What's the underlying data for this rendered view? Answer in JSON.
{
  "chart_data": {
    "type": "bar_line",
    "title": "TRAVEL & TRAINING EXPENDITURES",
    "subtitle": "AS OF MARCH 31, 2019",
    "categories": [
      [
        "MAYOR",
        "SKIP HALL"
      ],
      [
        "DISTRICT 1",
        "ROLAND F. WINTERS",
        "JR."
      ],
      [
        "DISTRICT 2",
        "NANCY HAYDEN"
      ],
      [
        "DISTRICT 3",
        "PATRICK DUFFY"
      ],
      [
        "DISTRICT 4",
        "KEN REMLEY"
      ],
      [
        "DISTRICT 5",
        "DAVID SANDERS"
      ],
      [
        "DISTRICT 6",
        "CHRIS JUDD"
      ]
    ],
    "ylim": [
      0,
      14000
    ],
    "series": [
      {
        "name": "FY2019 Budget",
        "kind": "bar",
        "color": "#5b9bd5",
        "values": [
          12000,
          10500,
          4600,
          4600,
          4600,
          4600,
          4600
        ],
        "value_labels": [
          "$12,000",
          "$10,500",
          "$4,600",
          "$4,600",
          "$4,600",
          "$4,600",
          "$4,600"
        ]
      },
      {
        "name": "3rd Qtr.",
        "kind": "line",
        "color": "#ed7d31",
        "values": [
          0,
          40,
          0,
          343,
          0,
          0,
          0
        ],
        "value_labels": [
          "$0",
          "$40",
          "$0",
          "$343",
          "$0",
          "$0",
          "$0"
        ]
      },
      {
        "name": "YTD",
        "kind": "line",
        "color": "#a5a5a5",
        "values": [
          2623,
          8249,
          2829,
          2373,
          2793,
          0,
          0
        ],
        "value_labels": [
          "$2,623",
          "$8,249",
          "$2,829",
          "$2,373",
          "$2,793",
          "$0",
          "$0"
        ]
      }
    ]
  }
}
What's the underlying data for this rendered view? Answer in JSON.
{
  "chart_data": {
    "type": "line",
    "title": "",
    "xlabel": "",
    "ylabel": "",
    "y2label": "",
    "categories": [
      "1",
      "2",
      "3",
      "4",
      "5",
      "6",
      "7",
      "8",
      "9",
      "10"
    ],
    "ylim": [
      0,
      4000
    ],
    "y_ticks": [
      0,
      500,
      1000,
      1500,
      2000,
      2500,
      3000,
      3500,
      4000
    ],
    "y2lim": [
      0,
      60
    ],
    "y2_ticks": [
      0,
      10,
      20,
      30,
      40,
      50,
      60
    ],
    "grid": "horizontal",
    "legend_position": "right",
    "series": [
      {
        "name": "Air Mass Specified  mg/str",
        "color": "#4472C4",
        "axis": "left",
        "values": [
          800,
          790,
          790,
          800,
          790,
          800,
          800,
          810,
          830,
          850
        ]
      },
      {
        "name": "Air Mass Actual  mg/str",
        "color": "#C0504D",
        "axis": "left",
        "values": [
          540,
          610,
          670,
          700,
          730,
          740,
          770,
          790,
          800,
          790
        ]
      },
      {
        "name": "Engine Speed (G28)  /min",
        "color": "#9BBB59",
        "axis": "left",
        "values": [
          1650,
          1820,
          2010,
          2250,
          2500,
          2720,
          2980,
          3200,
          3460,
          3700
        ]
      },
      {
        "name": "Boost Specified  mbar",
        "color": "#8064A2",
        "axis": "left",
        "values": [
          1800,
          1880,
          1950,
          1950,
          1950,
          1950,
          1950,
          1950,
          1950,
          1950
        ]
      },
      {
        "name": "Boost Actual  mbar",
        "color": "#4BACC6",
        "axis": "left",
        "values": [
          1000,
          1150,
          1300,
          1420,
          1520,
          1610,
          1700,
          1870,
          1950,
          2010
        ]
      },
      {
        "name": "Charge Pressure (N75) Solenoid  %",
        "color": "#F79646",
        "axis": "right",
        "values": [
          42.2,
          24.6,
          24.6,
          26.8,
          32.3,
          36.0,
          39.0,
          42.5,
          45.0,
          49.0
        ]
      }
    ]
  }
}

## What you have to do:
Extract all of the data shown above without alteration.

## Answer to this task:
What's the underlying data for this rendered view? Answer in JSON.
{
  "chart_data": {
    "type": "bar_line",
    "title": "TRAVEL & TRAINING EXPENDITURES",
    "subtitle": "AS OF MARCH 31, 2019",
    "categories": [
      [
        "MAYOR",
        "SKIP HALL"
      ],
      [
        "DISTRICT 1",
        "ROLAND F. WINTERS",
        "JR."
      ],
      [
        "DISTRICT 2",
        "NANCY HAYDEN"
      ],
      [
        "DISTRICT 3",
        "PATRICK DUFFY"
      ],
      [
        "DISTRICT 4",
        "KEN REMLEY"
      ],
      [
        "DISTRICT 5",
        "DAVID SANDERS"
      ],
      [
        "DISTRICT 6",
        "CHRIS JUDD"
      ]
    ],
    "ylim": [
      0,
      14000
    ],
    "series": [
      {
        "name": "FY2019 Budget",
        "kind": "bar",
        "color": "#5b9bd5",
        "values": [
          12000,
          10500,
          4600,
          4600,
          4600,
          4600,
          4600
        ],
        "value_labels": [
          "$12,000",
          "$10,500",
          "$4,600",
          "$4,600",
          "$4,600",
          "$4,600",
          "$4,600"
        ]
      },
      {
        "name": "3rd Qtr.",
        "kind": "line",
        "color": "#ed7d31",
        "values": [
          0,
          40,
          0,
          343,
          0,
          0,
          0
        ],
        "value_labels": [
          "$0",
          "$40",
          "$0",
          "$343",
          "$0",
          "$0",
          "$0"
        ]
      },
      {
        "name": "YTD",
        "kind": "line",
        "color": "#a5a5a5",
        "values": [
          2623,
          8249,
          2829,
          2373,
          2793,
          0,
          0
        ],
        "value_labels": [
          "$2,623",
          "$8,249",
          "$2,829",
          "$2,373",
          "$2,793",
          "$0",
          "$0"
        ]
      }
    ]
  }
}
What's the underlying data for this rendered view? Answer in JSON.
{
  "chart_data": {
    "type": "line",
    "title": "",
    "xlabel": "",
    "ylabel": "",
    "y2label": "",
    "categories": [
      "1",
      "2",
      "3",
      "4",
      "5",
      "6",
      "7",
      "8",
      "9",
      "10"
    ],
    "ylim": [
      0,
      4000
    ],
    "y_ticks": [
      0,
      500,
      1000,
      1500,
      2000,
      2500,
      3000,
      3500,
      4000
    ],
    "y2lim": [
      0,
      60
    ],
    "y2_ticks": [
      0,
      10,
      20,
      30,
      40,
      50,
      60
    ],
    "grid": "horizontal",
    "legend_position": "right",
    "series": [
      {
        "name": "Air Mass Specified  mg/str",
        "color": "#4472C4",
        "axis": "left",
        "values": [
          800,
          790,
          790,
          800,
          790,
          800,
          800,
          810,
          830,
          850
        ]
      },
      {
        "name": "Air Mass Actual  mg/str",
        "color": "#C0504D",
        "axis": "left",
        "values": [
          540,
          610,
          670,
          700,
          730,
          740,
          770,
          790,
          800,
          790
        ]
      },
      {
        "name": "Engine Speed (G28)  /min",
        "color": "#9BBB59",
        "axis": "left",
        "values": [
          1650,
          1820,
          2010,
          2250,
          2500,
          2720,
          2980,
          3200,
          3460,
          3700
        ]
      },
      {
        "name": "Boost Specified  mbar",
        "color": "#8064A2",
        "axis": "left",
        "values": [
          1800,
          1880,
          1950,
          1950,
          1950,
          1950,
          1950,
          1950,
          1950,
          1950
        ]
      },
      {
        "name": "Boost Actual  mbar",
        "color": "#4BACC6",
        "axis": "left",
        "values": [
          1000,
          1150,
          1300,
          1420,
          1520,
          1610,
          1700,
          1870,
          1950,
          2010
        ]
      },
      {
        "name": "Charge Pressure (N75) Solenoid  %",
        "color": "#F79646",
        "axis": "right",
        "values": [
          42.2,
          24.6,
          24.6,
          26.8,
          32.3,
          36.0,
          39.0,
          42.5,
          45.0,
          49.0
        ]
      }
    ]
  }
}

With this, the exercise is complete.